=== Task input ===
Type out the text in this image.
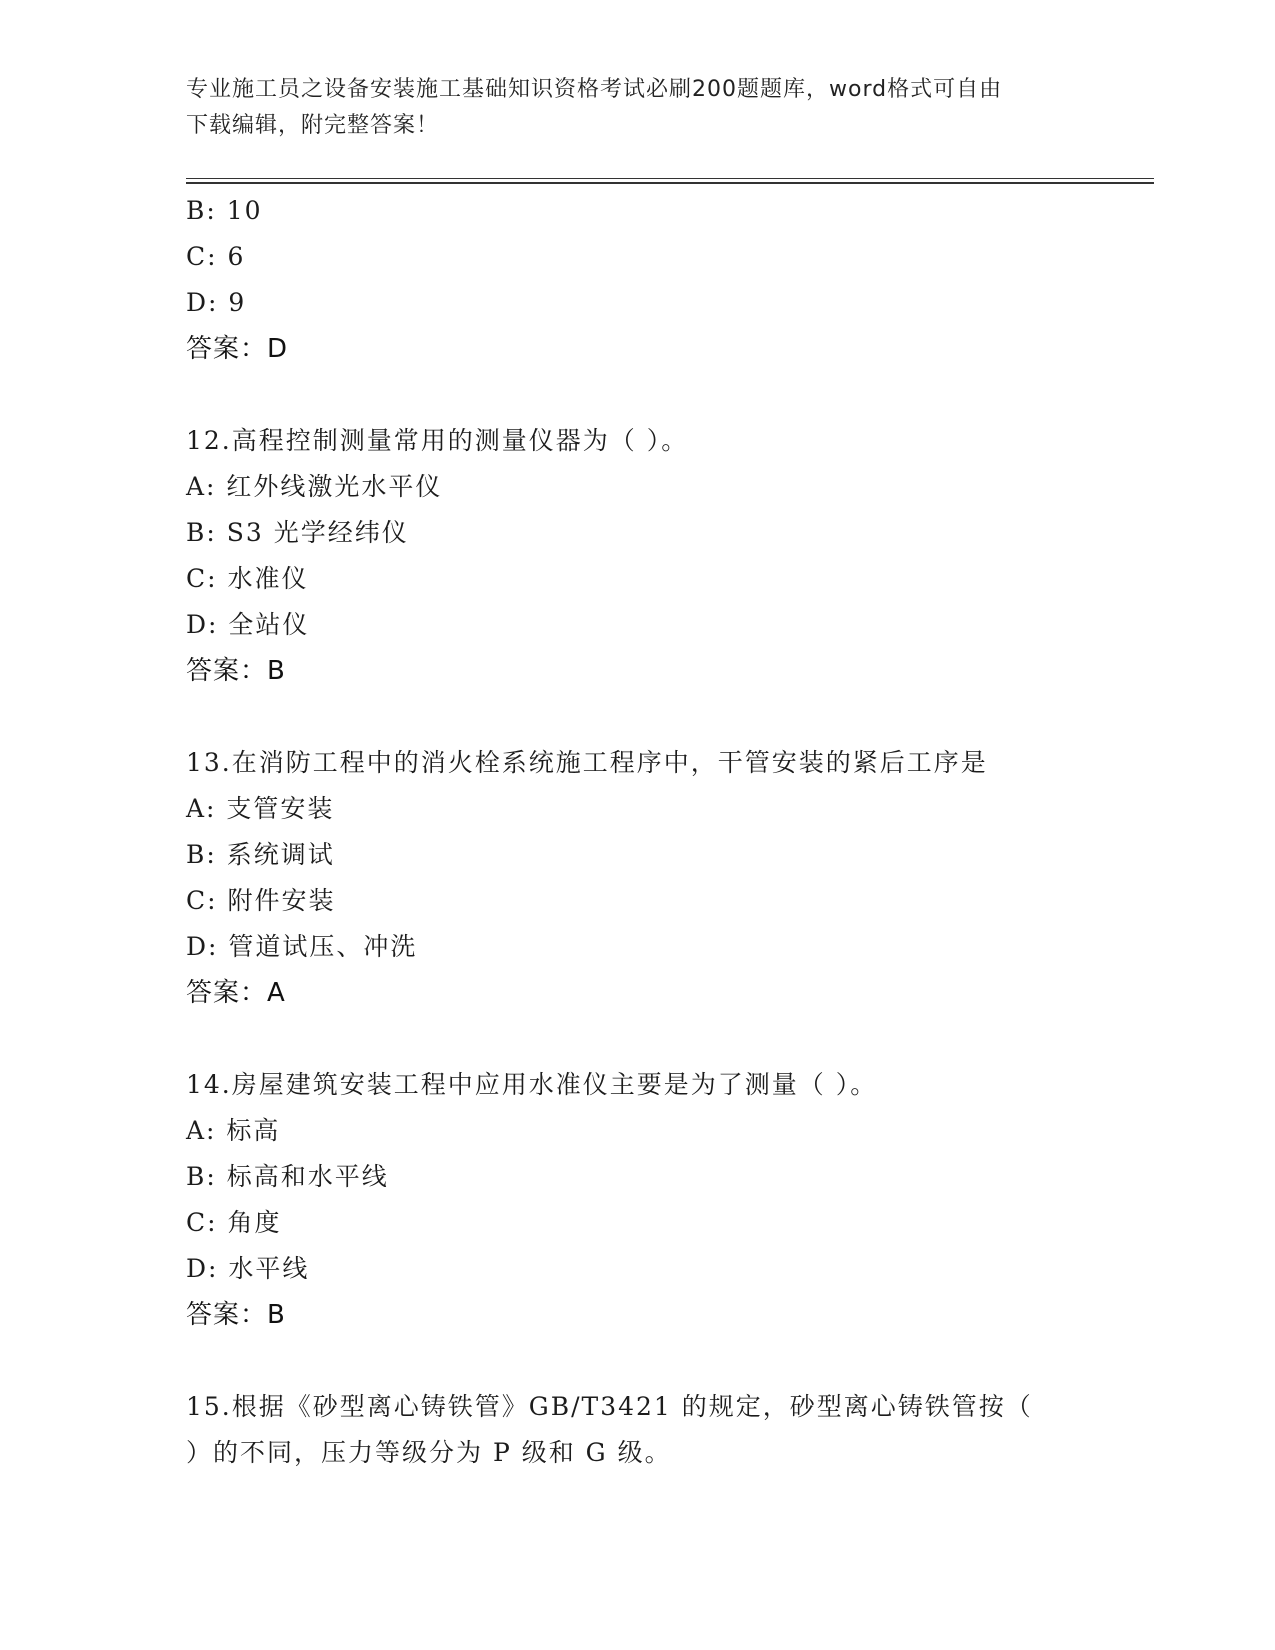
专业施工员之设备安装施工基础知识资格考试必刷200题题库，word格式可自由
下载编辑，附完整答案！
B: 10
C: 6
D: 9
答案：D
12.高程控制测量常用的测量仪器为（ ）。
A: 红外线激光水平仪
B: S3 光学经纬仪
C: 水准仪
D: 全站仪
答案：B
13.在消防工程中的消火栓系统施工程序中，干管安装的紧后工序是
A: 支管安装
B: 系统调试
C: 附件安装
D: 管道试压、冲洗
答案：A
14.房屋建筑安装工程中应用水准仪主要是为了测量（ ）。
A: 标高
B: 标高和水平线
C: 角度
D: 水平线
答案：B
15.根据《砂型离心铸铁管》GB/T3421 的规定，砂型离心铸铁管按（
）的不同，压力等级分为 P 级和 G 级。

=== Your task ===
The records above must be printed exactly; the pictures stay out.

=== Result ===
Type out the text in this image.
专业施工员之设备安装施工基础知识资格考试必刷200题题库，word格式可自由
下载编辑，附完整答案！
B: 10
C: 6
D: 9
答案：D
12.高程控制测量常用的测量仪器为（ ）。
A: 红外线激光水平仪
B: S3 光学经纬仪
C: 水准仪
D: 全站仪
答案：B
13.在消防工程中的消火栓系统施工程序中，干管安装的紧后工序是
A: 支管安装
B: 系统调试
C: 附件安装
D: 管道试压、冲洗
答案：A
14.房屋建筑安装工程中应用水准仪主要是为了测量（ ）。
A: 标高
B: 标高和水平线
C: 角度
D: 水平线
答案：B
15.根据《砂型离心铸铁管》GB/T3421 的规定，砂型离心铸铁管按（
）的不同，压力等级分为 P 级和 G 级。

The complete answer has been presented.